• _DO THIS_
Without omitting anything, retype the data that follows.

+++

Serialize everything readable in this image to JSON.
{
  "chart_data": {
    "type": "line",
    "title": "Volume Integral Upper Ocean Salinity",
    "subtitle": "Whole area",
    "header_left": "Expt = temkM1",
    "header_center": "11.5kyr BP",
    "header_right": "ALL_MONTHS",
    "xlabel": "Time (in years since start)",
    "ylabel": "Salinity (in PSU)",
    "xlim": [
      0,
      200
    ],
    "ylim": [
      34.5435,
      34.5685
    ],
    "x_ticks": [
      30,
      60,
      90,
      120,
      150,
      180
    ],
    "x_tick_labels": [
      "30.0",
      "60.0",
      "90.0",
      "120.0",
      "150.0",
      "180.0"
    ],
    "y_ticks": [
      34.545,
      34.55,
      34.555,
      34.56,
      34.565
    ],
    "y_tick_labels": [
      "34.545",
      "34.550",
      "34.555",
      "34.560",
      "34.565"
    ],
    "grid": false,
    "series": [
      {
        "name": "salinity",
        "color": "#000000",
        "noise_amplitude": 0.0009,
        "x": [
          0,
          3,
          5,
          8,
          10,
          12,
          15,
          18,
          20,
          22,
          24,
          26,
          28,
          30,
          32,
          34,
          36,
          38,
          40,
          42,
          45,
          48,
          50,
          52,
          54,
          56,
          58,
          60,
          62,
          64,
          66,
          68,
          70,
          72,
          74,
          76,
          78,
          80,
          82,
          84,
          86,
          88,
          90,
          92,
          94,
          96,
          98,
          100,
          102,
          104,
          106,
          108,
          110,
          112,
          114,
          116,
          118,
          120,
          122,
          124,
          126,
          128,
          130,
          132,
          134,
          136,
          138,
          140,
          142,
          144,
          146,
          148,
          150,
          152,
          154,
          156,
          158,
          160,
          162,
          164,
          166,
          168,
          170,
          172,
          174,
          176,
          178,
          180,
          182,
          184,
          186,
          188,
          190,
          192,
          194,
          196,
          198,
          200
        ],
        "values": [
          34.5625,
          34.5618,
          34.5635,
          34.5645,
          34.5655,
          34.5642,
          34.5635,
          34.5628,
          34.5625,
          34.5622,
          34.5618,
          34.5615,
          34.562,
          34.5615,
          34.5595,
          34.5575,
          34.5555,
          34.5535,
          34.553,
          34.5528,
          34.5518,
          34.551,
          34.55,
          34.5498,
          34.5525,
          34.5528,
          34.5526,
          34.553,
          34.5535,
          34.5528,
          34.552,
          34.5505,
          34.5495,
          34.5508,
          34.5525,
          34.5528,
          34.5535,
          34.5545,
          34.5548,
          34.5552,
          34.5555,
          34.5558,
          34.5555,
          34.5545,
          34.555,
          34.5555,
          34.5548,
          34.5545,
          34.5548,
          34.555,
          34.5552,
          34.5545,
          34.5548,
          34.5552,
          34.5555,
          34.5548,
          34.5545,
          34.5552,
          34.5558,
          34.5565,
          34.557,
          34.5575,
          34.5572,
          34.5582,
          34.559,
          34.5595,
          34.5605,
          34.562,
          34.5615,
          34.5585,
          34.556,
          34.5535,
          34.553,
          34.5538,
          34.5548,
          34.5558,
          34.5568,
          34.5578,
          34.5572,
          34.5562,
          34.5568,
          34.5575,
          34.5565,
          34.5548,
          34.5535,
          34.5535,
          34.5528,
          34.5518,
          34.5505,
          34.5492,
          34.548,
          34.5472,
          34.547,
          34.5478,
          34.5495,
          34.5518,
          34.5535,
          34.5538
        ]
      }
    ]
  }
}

+++

• _EXERCISE OUTPUT_
Serialize everything readable in this image to JSON.
{
  "chart_data": {
    "type": "line",
    "title": "Volume Integral Upper Ocean Salinity",
    "subtitle": "Whole area",
    "header_left": "Expt = temkM1",
    "header_center": "11.5kyr BP",
    "header_right": "ALL_MONTHS",
    "xlabel": "Time (in years since start)",
    "ylabel": "Salinity (in PSU)",
    "xlim": [
      0,
      200
    ],
    "ylim": [
      34.5435,
      34.5685
    ],
    "x_ticks": [
      30,
      60,
      90,
      120,
      150,
      180
    ],
    "x_tick_labels": [
      "30.0",
      "60.0",
      "90.0",
      "120.0",
      "150.0",
      "180.0"
    ],
    "y_ticks": [
      34.545,
      34.55,
      34.555,
      34.56,
      34.565
    ],
    "y_tick_labels": [
      "34.545",
      "34.550",
      "34.555",
      "34.560",
      "34.565"
    ],
    "grid": false,
    "series": [
      {
        "name": "salinity",
        "color": "#000000",
        "noise_amplitude": 0.0009,
        "x": [
          0,
          3,
          5,
          8,
          10,
          12,
          15,
          18,
          20,
          22,
          24,
          26,
          28,
          30,
          32,
          34,
          36,
          38,
          40,
          42,
          45,
          48,
          50,
          52,
          54,
          56,
          58,
          60,
          62,
          64,
          66,
          68,
          70,
          72,
          74,
          76,
          78,
          80,
          82,
          84,
          86,
          88,
          90,
          92,
          94,
          96,
          98,
          100,
          102,
          104,
          106,
          108,
          110,
          112,
          114,
          116,
          118,
          120,
          122,
          124,
          126,
          128,
          130,
          132,
          134,
          136,
          138,
          140,
          142,
          144,
          146,
          148,
          150,
          152,
          154,
          156,
          158,
          160,
          162,
          164,
          166,
          168,
          170,
          172,
          174,
          176,
          178,
          180,
          182,
          184,
          186,
          188,
          190,
          192,
          194,
          196,
          198,
          200
        ],
        "values": [
          34.5625,
          34.5618,
          34.5635,
          34.5645,
          34.5655,
          34.5642,
          34.5635,
          34.5628,
          34.5625,
          34.5622,
          34.5618,
          34.5615,
          34.562,
          34.5615,
          34.5595,
          34.5575,
          34.5555,
          34.5535,
          34.553,
          34.5528,
          34.5518,
          34.551,
          34.55,
          34.5498,
          34.5525,
          34.5528,
          34.5526,
          34.553,
          34.5535,
          34.5528,
          34.552,
          34.5505,
          34.5495,
          34.5508,
          34.5525,
          34.5528,
          34.5535,
          34.5545,
          34.5548,
          34.5552,
          34.5555,
          34.5558,
          34.5555,
          34.5545,
          34.555,
          34.5555,
          34.5548,
          34.5545,
          34.5548,
          34.555,
          34.5552,
          34.5545,
          34.5548,
          34.5552,
          34.5555,
          34.5548,
          34.5545,
          34.5552,
          34.5558,
          34.5565,
          34.557,
          34.5575,
          34.5572,
          34.5582,
          34.559,
          34.5595,
          34.5605,
          34.562,
          34.5615,
          34.5585,
          34.556,
          34.5535,
          34.553,
          34.5538,
          34.5548,
          34.5558,
          34.5568,
          34.5578,
          34.5572,
          34.5562,
          34.5568,
          34.5575,
          34.5565,
          34.5548,
          34.5535,
          34.5535,
          34.5528,
          34.5518,
          34.5505,
          34.5492,
          34.548,
          34.5472,
          34.547,
          34.5478,
          34.5495,
          34.5518,
          34.5535,
          34.5538
        ]
      }
    ]
  }
}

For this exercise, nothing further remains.